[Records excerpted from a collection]
□ □ □

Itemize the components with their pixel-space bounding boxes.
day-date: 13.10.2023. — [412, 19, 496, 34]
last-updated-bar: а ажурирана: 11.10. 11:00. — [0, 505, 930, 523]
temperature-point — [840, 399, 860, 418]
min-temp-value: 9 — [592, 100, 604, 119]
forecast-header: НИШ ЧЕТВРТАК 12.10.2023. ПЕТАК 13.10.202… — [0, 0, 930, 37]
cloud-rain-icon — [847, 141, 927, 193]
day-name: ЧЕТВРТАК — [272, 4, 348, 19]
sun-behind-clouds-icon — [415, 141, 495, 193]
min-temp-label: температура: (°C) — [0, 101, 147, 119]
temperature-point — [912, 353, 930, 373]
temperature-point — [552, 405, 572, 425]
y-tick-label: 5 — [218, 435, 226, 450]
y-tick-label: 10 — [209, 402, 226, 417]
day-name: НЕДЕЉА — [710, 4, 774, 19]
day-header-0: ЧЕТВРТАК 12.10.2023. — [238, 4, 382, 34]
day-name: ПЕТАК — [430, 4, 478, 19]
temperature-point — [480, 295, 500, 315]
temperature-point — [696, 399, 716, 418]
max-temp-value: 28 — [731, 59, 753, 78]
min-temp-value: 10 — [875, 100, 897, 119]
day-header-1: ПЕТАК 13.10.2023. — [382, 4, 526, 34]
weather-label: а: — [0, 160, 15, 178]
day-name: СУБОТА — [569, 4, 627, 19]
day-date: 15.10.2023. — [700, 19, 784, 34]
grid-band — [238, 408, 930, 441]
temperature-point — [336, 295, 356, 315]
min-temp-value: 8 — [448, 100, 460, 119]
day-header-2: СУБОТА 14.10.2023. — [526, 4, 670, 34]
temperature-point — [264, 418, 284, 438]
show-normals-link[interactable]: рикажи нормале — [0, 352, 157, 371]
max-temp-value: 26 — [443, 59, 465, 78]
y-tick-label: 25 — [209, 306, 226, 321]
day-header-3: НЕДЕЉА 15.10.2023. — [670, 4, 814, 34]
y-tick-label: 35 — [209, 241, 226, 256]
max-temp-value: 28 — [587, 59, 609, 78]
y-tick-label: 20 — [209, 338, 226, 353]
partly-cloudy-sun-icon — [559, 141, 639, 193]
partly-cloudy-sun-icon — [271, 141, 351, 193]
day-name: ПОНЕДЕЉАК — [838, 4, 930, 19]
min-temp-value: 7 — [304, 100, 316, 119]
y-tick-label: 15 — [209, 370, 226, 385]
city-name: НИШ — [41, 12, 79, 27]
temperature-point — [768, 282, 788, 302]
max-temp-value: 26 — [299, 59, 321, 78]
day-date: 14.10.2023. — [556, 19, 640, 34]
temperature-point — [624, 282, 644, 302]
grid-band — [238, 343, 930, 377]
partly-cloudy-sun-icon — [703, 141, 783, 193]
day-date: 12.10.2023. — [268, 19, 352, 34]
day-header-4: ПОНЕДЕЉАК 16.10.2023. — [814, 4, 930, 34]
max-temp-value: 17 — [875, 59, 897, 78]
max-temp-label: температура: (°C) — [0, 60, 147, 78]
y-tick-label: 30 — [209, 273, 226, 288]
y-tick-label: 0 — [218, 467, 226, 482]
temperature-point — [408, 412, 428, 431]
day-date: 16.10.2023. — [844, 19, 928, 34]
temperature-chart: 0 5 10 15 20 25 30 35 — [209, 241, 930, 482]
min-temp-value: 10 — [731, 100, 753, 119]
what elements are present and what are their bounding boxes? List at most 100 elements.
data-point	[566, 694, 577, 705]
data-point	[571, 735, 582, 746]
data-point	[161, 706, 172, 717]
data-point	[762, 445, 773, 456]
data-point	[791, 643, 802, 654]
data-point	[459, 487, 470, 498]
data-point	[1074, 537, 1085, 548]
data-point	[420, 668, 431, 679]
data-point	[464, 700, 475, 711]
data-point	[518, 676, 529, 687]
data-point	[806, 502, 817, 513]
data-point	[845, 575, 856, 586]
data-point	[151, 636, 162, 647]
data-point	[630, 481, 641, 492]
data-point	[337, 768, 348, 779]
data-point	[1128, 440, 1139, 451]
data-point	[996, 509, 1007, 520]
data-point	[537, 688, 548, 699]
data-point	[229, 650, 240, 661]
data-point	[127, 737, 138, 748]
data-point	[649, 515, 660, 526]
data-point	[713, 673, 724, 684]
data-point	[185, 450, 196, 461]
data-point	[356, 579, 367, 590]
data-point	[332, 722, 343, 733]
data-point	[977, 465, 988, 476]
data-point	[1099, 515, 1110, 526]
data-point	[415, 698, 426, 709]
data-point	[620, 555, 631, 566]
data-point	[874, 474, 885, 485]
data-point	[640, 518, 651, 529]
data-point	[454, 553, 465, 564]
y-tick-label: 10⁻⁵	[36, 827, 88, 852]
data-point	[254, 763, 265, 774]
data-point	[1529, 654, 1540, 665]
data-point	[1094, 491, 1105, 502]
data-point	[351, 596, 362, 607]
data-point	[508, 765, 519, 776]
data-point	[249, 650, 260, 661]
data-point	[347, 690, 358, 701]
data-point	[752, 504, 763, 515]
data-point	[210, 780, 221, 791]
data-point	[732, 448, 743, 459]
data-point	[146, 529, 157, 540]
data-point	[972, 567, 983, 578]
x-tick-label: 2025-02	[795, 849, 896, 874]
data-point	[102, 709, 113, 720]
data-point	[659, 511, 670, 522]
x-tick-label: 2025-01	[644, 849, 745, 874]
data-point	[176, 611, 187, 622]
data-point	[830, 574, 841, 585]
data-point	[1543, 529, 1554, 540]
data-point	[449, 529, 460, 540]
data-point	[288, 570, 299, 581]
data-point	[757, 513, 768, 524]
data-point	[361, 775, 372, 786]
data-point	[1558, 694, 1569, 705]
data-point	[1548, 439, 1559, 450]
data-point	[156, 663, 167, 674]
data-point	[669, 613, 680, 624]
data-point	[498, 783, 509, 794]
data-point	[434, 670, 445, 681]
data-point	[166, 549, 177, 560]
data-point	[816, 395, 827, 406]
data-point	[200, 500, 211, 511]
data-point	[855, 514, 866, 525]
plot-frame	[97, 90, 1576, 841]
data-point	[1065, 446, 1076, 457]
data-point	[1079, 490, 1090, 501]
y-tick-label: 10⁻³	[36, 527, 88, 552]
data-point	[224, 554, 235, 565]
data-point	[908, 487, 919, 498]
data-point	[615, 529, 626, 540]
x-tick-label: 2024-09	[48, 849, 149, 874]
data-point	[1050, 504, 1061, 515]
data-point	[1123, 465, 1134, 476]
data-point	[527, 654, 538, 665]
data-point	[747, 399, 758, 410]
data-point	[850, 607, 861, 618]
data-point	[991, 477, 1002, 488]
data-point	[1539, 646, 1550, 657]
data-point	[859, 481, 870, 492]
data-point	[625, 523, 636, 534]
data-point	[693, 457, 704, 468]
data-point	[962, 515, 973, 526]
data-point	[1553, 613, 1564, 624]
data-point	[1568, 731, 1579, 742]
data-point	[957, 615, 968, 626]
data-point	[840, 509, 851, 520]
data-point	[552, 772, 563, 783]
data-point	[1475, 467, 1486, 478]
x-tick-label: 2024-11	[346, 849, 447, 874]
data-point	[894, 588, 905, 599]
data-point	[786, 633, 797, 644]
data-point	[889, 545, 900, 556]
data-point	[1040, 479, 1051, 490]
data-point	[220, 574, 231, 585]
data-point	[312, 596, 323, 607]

□ □ □

- **YOUR OBJECTIVE**:
Please transcribe every line of the records above with no changes at all.

- **RESULT OF THIS TASK**:
Itemize the components with their pixel-space bounding boxes.
day-date: 13.10.2023. — [412, 19, 496, 34]
last-updated-bar: а ажурирана: 11.10. 11:00. — [0, 505, 930, 523]
temperature-point — [840, 399, 860, 418]
min-temp-value: 9 — [592, 100, 604, 119]
forecast-header: НИШ ЧЕТВРТАК 12.10.2023. ПЕТАК 13.10.202… — [0, 0, 930, 37]
cloud-rain-icon — [847, 141, 927, 193]
day-name: ЧЕТВРТАК — [272, 4, 348, 19]
sun-behind-clouds-icon — [415, 141, 495, 193]
min-temp-label: температура: (°C) — [0, 101, 147, 119]
temperature-point — [912, 353, 930, 373]
temperature-point — [552, 405, 572, 425]
y-tick-label: 5 — [218, 435, 226, 450]
y-tick-label: 10 — [209, 402, 226, 417]
day-name: НЕДЕЉА — [710, 4, 774, 19]
day-header-0: ЧЕТВРТАК 12.10.2023. — [238, 4, 382, 34]
day-name: ПЕТАК — [430, 4, 478, 19]
temperature-point — [480, 295, 500, 315]
temperature-point — [696, 399, 716, 418]
max-temp-value: 28 — [731, 59, 753, 78]
min-temp-value: 10 — [875, 100, 897, 119]
day-header-1: ПЕТАК 13.10.2023. — [382, 4, 526, 34]
weather-label: а: — [0, 160, 15, 178]
day-name: СУБОТА — [569, 4, 627, 19]
day-date: 15.10.2023. — [700, 19, 784, 34]
grid-band — [238, 408, 930, 441]
temperature-point — [336, 295, 356, 315]
min-temp-value: 8 — [448, 100, 460, 119]
day-header-2: СУБОТА 14.10.2023. — [526, 4, 670, 34]
temperature-point — [264, 418, 284, 438]
show-normals-link[interactable]: рикажи нормале — [0, 352, 157, 371]
max-temp-value: 26 — [443, 59, 465, 78]
y-tick-label: 25 — [209, 306, 226, 321]
day-header-3: НЕДЕЉА 15.10.2023. — [670, 4, 814, 34]
y-tick-label: 35 — [209, 241, 226, 256]
max-temp-value: 28 — [587, 59, 609, 78]
y-tick-label: 20 — [209, 338, 226, 353]
partly-cloudy-sun-icon — [559, 141, 639, 193]
partly-cloudy-sun-icon — [271, 141, 351, 193]
day-name: ПОНЕДЕЉАК — [838, 4, 930, 19]
min-temp-value: 7 — [304, 100, 316, 119]
y-tick-label: 15 — [209, 370, 226, 385]
city-name: НИШ — [41, 12, 79, 27]
temperature-point — [768, 282, 788, 302]
max-temp-value: 26 — [299, 59, 321, 78]
day-date: 14.10.2023. — [556, 19, 640, 34]
temperature-point — [624, 282, 644, 302]
grid-band — [238, 343, 930, 377]
partly-cloudy-sun-icon — [703, 141, 783, 193]
day-date: 12.10.2023. — [268, 19, 352, 34]
day-header-4: ПОНЕДЕЉАК 16.10.2023. — [814, 4, 930, 34]
max-temp-value: 17 — [875, 59, 897, 78]
max-temp-label: температура: (°C) — [0, 60, 147, 78]
y-tick-label: 30 — [209, 273, 226, 288]
y-tick-label: 0 — [218, 467, 226, 482]
temperature-point — [408, 412, 428, 431]
day-date: 16.10.2023. — [844, 19, 928, 34]
temperature-chart: 0 5 10 15 20 25 30 35 — [209, 241, 930, 482]
min-temp-value: 10 — [731, 100, 753, 119]
what elements are present and what are their bounding boxes? List at most 100 elements.
data-point	[566, 694, 577, 705]
data-point	[571, 735, 582, 746]
data-point	[161, 706, 172, 717]
data-point	[762, 445, 773, 456]
data-point	[791, 643, 802, 654]
data-point	[459, 487, 470, 498]
data-point	[1074, 537, 1085, 548]
data-point	[420, 668, 431, 679]
data-point	[464, 700, 475, 711]
data-point	[518, 676, 529, 687]
data-point	[806, 502, 817, 513]
data-point	[845, 575, 856, 586]
data-point	[151, 636, 162, 647]
data-point	[630, 481, 641, 492]
data-point	[337, 768, 348, 779]
data-point	[1128, 440, 1139, 451]
data-point	[996, 509, 1007, 520]
data-point	[537, 688, 548, 699]
data-point	[229, 650, 240, 661]
data-point	[127, 737, 138, 748]
data-point	[649, 515, 660, 526]
data-point	[713, 673, 724, 684]
data-point	[185, 450, 196, 461]
data-point	[356, 579, 367, 590]
data-point	[332, 722, 343, 733]
data-point	[977, 465, 988, 476]
data-point	[1099, 515, 1110, 526]
data-point	[415, 698, 426, 709]
data-point	[620, 555, 631, 566]
data-point	[874, 474, 885, 485]
data-point	[640, 518, 651, 529]
data-point	[454, 553, 465, 564]
y-tick-label: 10⁻⁵	[36, 827, 88, 852]
data-point	[254, 763, 265, 774]
data-point	[1529, 654, 1540, 665]
data-point	[1094, 491, 1105, 502]
data-point	[351, 596, 362, 607]
data-point	[508, 765, 519, 776]
data-point	[249, 650, 260, 661]
data-point	[347, 690, 358, 701]
data-point	[752, 504, 763, 515]
data-point	[210, 780, 221, 791]
data-point	[732, 448, 743, 459]
data-point	[146, 529, 157, 540]
data-point	[972, 567, 983, 578]
x-tick-label: 2025-02	[795, 849, 896, 874]
data-point	[102, 709, 113, 720]
data-point	[659, 511, 670, 522]
x-tick-label: 2025-01	[644, 849, 745, 874]
data-point	[176, 611, 187, 622]
data-point	[830, 574, 841, 585]
data-point	[1543, 529, 1554, 540]
data-point	[449, 529, 460, 540]
data-point	[288, 570, 299, 581]
data-point	[757, 513, 768, 524]
data-point	[361, 775, 372, 786]
data-point	[1558, 694, 1569, 705]
data-point	[1548, 439, 1559, 450]
data-point	[156, 663, 167, 674]
data-point	[669, 613, 680, 624]
data-point	[498, 783, 509, 794]
data-point	[434, 670, 445, 681]
data-point	[166, 549, 177, 560]
data-point	[816, 395, 827, 406]
data-point	[200, 500, 211, 511]
data-point	[855, 514, 866, 525]
plot-frame	[97, 90, 1576, 841]
data-point	[1065, 446, 1076, 457]
data-point	[1079, 490, 1090, 501]
y-tick-label: 10⁻³	[36, 527, 88, 552]
data-point	[224, 554, 235, 565]
data-point	[908, 487, 919, 498]
data-point	[615, 529, 626, 540]
x-tick-label: 2024-09	[48, 849, 149, 874]
data-point	[1050, 504, 1061, 515]
data-point	[1123, 465, 1134, 476]
data-point	[527, 654, 538, 665]
data-point	[747, 399, 758, 410]
data-point	[850, 607, 861, 618]
data-point	[991, 477, 1002, 488]
data-point	[1539, 646, 1550, 657]
data-point	[859, 481, 870, 492]
data-point	[625, 523, 636, 534]
data-point	[693, 457, 704, 468]
data-point	[962, 515, 973, 526]
data-point	[1553, 613, 1564, 624]
data-point	[1568, 731, 1579, 742]
data-point	[957, 615, 968, 626]
data-point	[840, 509, 851, 520]
data-point	[552, 772, 563, 783]
data-point	[1475, 467, 1486, 478]
x-tick-label: 2024-11	[346, 849, 447, 874]
data-point	[894, 588, 905, 599]
data-point	[786, 633, 797, 644]
data-point	[889, 545, 900, 556]
data-point	[1040, 479, 1051, 490]
data-point	[220, 574, 231, 585]
data-point	[312, 596, 323, 607]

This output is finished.